──────── Record excerpts

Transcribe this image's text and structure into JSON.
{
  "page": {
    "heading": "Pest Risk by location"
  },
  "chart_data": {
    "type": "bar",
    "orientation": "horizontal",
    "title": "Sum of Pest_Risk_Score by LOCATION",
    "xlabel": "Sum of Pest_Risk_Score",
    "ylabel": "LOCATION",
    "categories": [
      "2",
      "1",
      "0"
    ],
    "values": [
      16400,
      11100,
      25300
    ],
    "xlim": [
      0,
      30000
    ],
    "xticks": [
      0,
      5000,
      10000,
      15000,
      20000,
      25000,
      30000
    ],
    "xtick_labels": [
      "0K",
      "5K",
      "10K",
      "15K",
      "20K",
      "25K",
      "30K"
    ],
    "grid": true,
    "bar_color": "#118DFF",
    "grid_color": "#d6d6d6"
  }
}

────────────────

- **What is required**
The records above are to be copied in full, exactly as written.

- **The reply**
Transcribe this image's text and structure into JSON.
{
  "page": {
    "heading": "Pest Risk by location"
  },
  "chart_data": {
    "type": "bar",
    "orientation": "horizontal",
    "title": "Sum of Pest_Risk_Score by LOCATION",
    "xlabel": "Sum of Pest_Risk_Score",
    "ylabel": "LOCATION",
    "categories": [
      "2",
      "1",
      "0"
    ],
    "values": [
      16400,
      11100,
      25300
    ],
    "xlim": [
      0,
      30000
    ],
    "xticks": [
      0,
      5000,
      10000,
      15000,
      20000,
      25000,
      30000
    ],
    "xtick_labels": [
      "0K",
      "5K",
      "10K",
      "15K",
      "20K",
      "25K",
      "30K"
    ],
    "grid": true,
    "bar_color": "#118DFF",
    "grid_color": "#d6d6d6"
  }
}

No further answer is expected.